SET PROBLEM:
Could you print every record below exactly as it appears?

**** DATASET EXCERPTS

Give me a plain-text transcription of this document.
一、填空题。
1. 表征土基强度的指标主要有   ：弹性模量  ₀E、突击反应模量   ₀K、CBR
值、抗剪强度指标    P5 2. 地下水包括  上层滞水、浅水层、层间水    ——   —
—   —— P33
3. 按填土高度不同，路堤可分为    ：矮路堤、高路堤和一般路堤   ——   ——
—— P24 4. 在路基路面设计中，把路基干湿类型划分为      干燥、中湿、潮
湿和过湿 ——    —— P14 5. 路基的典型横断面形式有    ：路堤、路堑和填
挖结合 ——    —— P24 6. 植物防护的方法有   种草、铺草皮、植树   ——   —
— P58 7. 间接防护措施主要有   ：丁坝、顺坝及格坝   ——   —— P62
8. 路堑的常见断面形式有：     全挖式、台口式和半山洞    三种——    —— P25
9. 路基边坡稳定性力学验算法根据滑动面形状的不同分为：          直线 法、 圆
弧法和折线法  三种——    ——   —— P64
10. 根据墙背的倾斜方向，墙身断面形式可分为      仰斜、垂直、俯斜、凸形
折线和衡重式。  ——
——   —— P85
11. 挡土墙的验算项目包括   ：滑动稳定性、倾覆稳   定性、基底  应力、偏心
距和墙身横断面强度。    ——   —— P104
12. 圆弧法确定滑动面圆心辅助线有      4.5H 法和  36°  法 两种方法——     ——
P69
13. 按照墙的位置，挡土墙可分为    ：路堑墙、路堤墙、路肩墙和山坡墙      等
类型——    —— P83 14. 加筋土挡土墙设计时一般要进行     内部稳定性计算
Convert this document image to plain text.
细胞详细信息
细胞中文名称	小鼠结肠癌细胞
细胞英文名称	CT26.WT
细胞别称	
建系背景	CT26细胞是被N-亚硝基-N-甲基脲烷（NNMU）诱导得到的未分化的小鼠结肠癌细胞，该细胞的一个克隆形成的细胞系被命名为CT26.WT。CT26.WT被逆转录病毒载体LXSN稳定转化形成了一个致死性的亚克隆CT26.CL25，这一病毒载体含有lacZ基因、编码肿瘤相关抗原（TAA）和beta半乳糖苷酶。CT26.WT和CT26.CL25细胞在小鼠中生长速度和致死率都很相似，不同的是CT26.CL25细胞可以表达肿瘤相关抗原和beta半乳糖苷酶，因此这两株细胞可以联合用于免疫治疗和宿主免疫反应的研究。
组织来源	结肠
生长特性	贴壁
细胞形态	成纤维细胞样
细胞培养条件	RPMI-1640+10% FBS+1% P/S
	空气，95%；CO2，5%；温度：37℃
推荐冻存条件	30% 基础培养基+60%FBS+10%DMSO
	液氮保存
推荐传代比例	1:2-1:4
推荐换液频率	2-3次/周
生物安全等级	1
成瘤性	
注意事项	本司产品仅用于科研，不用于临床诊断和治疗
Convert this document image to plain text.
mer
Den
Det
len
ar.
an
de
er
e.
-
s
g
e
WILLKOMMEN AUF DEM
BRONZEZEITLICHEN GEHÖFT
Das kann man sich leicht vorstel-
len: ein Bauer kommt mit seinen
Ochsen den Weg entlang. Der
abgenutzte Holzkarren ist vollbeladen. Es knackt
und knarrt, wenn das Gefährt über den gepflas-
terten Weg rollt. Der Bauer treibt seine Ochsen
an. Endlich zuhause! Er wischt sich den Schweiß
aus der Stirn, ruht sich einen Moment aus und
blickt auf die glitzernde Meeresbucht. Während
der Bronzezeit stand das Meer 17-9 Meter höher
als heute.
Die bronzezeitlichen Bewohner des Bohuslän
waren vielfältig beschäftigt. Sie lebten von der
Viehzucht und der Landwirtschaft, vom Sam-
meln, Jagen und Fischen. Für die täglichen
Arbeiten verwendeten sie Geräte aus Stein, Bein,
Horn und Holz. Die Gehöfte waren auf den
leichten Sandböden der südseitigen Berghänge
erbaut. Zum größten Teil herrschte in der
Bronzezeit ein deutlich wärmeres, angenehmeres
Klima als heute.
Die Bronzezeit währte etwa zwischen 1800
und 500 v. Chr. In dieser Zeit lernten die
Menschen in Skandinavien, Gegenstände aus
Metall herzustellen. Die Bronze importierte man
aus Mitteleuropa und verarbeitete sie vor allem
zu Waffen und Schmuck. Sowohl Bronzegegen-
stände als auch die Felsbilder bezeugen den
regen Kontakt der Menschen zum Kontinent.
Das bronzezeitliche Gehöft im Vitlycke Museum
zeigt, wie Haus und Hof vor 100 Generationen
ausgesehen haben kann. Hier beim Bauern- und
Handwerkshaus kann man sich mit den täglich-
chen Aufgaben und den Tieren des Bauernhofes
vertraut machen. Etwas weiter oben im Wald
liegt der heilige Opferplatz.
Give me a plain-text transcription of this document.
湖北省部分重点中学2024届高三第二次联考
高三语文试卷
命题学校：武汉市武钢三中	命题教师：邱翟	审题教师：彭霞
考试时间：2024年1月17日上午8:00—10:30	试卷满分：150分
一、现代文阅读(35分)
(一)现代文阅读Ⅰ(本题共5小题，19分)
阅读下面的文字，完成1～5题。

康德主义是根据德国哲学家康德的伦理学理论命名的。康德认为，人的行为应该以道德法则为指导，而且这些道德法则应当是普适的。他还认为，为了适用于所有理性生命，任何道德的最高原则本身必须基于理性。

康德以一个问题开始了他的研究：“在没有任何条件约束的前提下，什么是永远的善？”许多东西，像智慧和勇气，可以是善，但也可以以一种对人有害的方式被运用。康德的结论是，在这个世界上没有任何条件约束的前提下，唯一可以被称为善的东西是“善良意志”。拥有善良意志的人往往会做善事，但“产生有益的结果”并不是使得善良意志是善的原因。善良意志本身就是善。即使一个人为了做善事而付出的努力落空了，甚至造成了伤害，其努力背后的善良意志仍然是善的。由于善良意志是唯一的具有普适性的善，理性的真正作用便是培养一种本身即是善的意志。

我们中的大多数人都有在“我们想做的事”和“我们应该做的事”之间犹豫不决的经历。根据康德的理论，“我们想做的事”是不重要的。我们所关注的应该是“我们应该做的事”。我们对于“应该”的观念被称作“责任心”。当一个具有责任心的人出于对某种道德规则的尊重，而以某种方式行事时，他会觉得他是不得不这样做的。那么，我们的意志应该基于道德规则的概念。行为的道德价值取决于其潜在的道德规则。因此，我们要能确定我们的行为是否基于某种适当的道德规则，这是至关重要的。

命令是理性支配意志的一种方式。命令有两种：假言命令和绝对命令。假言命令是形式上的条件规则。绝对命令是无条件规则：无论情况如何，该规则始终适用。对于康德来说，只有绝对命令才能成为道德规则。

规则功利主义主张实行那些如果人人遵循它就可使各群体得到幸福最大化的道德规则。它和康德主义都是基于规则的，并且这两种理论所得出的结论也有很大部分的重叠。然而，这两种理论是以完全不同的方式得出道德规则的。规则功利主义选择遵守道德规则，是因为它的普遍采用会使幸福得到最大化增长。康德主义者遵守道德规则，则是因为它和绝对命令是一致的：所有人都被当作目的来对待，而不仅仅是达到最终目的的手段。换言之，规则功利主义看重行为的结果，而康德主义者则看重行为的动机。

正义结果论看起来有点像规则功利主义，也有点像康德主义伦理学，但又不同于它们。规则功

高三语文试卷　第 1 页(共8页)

********

WRITTEN SOLUTION:
Give me a plain-text transcription of this document.
一、填空题。
1. 表征土基强度的指标主要有   ：弹性模量  ₀E、突击反应模量   ₀K、CBR
值、抗剪强度指标    P5 2. 地下水包括  上层滞水、浅水层、层间水    ——   —
—   —— P33
3. 按填土高度不同，路堤可分为    ：矮路堤、高路堤和一般路堤   ——   ——
—— P24 4. 在路基路面设计中，把路基干湿类型划分为      干燥、中湿、潮
湿和过湿 ——    —— P14 5. 路基的典型横断面形式有    ：路堤、路堑和填
挖结合 ——    —— P24 6. 植物防护的方法有   种草、铺草皮、植树   ——   —
— P58 7. 间接防护措施主要有   ：丁坝、顺坝及格坝   ——   —— P62
8. 路堑的常见断面形式有：     全挖式、台口式和半山洞    三种——    —— P25
9. 路基边坡稳定性力学验算法根据滑动面形状的不同分为：          直线 法、 圆
弧法和折线法  三种——    ——   —— P64
10. 根据墙背的倾斜方向，墙身断面形式可分为      仰斜、垂直、俯斜、凸形
折线和衡重式。  ——
——   —— P85
11. 挡土墙的验算项目包括   ：滑动稳定性、倾覆稳   定性、基底  应力、偏心
距和墙身横断面强度。    ——   —— P104
12. 圆弧法确定滑动面圆心辅助线有      4.5H 法和  36°  法 两种方法——     ——
P69
13. 按照墙的位置，挡土墙可分为    ：路堑墙、路堤墙、路肩墙和山坡墙      等
类型——    —— P83 14. 加筋土挡土墙设计时一般要进行     内部稳定性计算
Convert this document image to plain text.
细胞详细信息
细胞中文名称	小鼠结肠癌细胞
细胞英文名称	CT26.WT
细胞别称	
建系背景	CT26细胞是被N-亚硝基-N-甲基脲烷（NNMU）诱导得到的未分化的小鼠结肠癌细胞，该细胞的一个克隆形成的细胞系被命名为CT26.WT。CT26.WT被逆转录病毒载体LXSN稳定转化形成了一个致死性的亚克隆CT26.CL25，这一病毒载体含有lacZ基因、编码肿瘤相关抗原（TAA）和beta半乳糖苷酶。CT26.WT和CT26.CL25细胞在小鼠中生长速度和致死率都很相似，不同的是CT26.CL25细胞可以表达肿瘤相关抗原和beta半乳糖苷酶，因此这两株细胞可以联合用于免疫治疗和宿主免疫反应的研究。
组织来源	结肠
生长特性	贴壁
细胞形态	成纤维细胞样
细胞培养条件	RPMI-1640+10% FBS+1% P/S
	空气，95%；CO2，5%；温度：37℃
推荐冻存条件	30% 基础培养基+60%FBS+10%DMSO
	液氮保存
推荐传代比例	1:2-1:4
推荐换液频率	2-3次/周
生物安全等级	1
成瘤性	
注意事项	本司产品仅用于科研，不用于临床诊断和治疗
Convert this document image to plain text.
mer
Den
Det
len
ar.
an
de
er
e.
-
s
g
e
WILLKOMMEN AUF DEM
BRONZEZEITLICHEN GEHÖFT
Das kann man sich leicht vorstel-
len: ein Bauer kommt mit seinen
Ochsen den Weg entlang. Der
abgenutzte Holzkarren ist vollbeladen. Es knackt
und knarrt, wenn das Gefährt über den gepflas-
terten Weg rollt. Der Bauer treibt seine Ochsen
an. Endlich zuhause! Er wischt sich den Schweiß
aus der Stirn, ruht sich einen Moment aus und
blickt auf die glitzernde Meeresbucht. Während
der Bronzezeit stand das Meer 17-9 Meter höher
als heute.
Die bronzezeitlichen Bewohner des Bohuslän
waren vielfältig beschäftigt. Sie lebten von der
Viehzucht und der Landwirtschaft, vom Sam-
meln, Jagen und Fischen. Für die täglichen
Arbeiten verwendeten sie Geräte aus Stein, Bein,
Horn und Holz. Die Gehöfte waren auf den
leichten Sandböden der südseitigen Berghänge
erbaut. Zum größten Teil herrschte in der
Bronzezeit ein deutlich wärmeres, angenehmeres
Klima als heute.
Die Bronzezeit währte etwa zwischen 1800
und 500 v. Chr. In dieser Zeit lernten die
Menschen in Skandinavien, Gegenstände aus
Metall herzustellen. Die Bronze importierte man
aus Mitteleuropa und verarbeitete sie vor allem
zu Waffen und Schmuck. Sowohl Bronzegegen-
stände als auch die Felsbilder bezeugen den
regen Kontakt der Menschen zum Kontinent.
Das bronzezeitliche Gehöft im Vitlycke Museum
zeigt, wie Haus und Hof vor 100 Generationen
ausgesehen haben kann. Hier beim Bauern- und
Handwerkshaus kann man sich mit den täglich-
chen Aufgaben und den Tieren des Bauernhofes
vertraut machen. Etwas weiter oben im Wald
liegt der heilige Opferplatz.
Give me a plain-text transcription of this document.
湖北省部分重点中学2024届高三第二次联考
高三语文试卷
命题学校：武汉市武钢三中	命题教师：邱翟	审题教师：彭霞
考试时间：2024年1月17日上午8:00—10:30	试卷满分：150分
一、现代文阅读(35分)
(一)现代文阅读Ⅰ(本题共5小题，19分)
阅读下面的文字，完成1～5题。

康德主义是根据德国哲学家康德的伦理学理论命名的。康德认为，人的行为应该以道德法则为指导，而且这些道德法则应当是普适的。他还认为，为了适用于所有理性生命，任何道德的最高原则本身必须基于理性。

康德以一个问题开始了他的研究：“在没有任何条件约束的前提下，什么是永远的善？”许多东西，像智慧和勇气，可以是善，但也可以以一种对人有害的方式被运用。康德的结论是，在这个世界上没有任何条件约束的前提下，唯一可以被称为善的东西是“善良意志”。拥有善良意志的人往往会做善事，但“产生有益的结果”并不是使得善良意志是善的原因。善良意志本身就是善。即使一个人为了做善事而付出的努力落空了，甚至造成了伤害，其努力背后的善良意志仍然是善的。由于善良意志是唯一的具有普适性的善，理性的真正作用便是培养一种本身即是善的意志。

我们中的大多数人都有在“我们想做的事”和“我们应该做的事”之间犹豫不决的经历。根据康德的理论，“我们想做的事”是不重要的。我们所关注的应该是“我们应该做的事”。我们对于“应该”的观念被称作“责任心”。当一个具有责任心的人出于对某种道德规则的尊重，而以某种方式行事时，他会觉得他是不得不这样做的。那么，我们的意志应该基于道德规则的概念。行为的道德价值取决于其潜在的道德规则。因此，我们要能确定我们的行为是否基于某种适当的道德规则，这是至关重要的。

命令是理性支配意志的一种方式。命令有两种：假言命令和绝对命令。假言命令是形式上的条件规则。绝对命令是无条件规则：无论情况如何，该规则始终适用。对于康德来说，只有绝对命令才能成为道德规则。

规则功利主义主张实行那些如果人人遵循它就可使各群体得到幸福最大化的道德规则。它和康德主义都是基于规则的，并且这两种理论所得出的结论也有很大部分的重叠。然而，这两种理论是以完全不同的方式得出道德规则的。规则功利主义选择遵守道德规则，是因为它的普遍采用会使幸福得到最大化增长。康德主义者遵守道德规则，则是因为它和绝对命令是一致的：所有人都被当作目的来对待，而不仅仅是达到最终目的的手段。换言之，规则功利主义看重行为的结果，而康德主义者则看重行为的动机。

正义结果论看起来有点像规则功利主义，也有点像康德主义伦理学，但又不同于它们。规则功

高三语文试卷　第 1 页(共8页)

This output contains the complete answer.